[Task description] Each line below should be reproduced without any alteration.

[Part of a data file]

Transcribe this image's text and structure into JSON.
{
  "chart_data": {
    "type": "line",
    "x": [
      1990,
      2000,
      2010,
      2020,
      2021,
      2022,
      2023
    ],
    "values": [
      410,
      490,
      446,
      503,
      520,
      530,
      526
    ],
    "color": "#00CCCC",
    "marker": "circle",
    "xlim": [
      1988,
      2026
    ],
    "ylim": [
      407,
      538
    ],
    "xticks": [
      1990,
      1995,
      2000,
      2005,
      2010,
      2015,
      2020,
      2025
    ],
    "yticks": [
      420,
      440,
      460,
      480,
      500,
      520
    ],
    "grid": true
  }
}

[Result for this exercise]
Transcribe this image's text and structure into JSON.
{
  "chart_data": {
    "type": "line",
    "x": [
      1990,
      2000,
      2010,
      2020,
      2021,
      2022,
      2023
    ],
    "values": [
      410,
      490,
      446,
      503,
      520,
      530,
      526
    ],
    "color": "#00CCCC",
    "marker": "circle",
    "xlim": [
      1988,
      2026
    ],
    "ylim": [
      407,
      538
    ],
    "xticks": [
      1990,
      1995,
      2000,
      2005,
      2010,
      2015,
      2020,
      2025
    ],
    "yticks": [
      420,
      440,
      460,
      480,
      500,
      520
    ],
    "grid": true
  }
}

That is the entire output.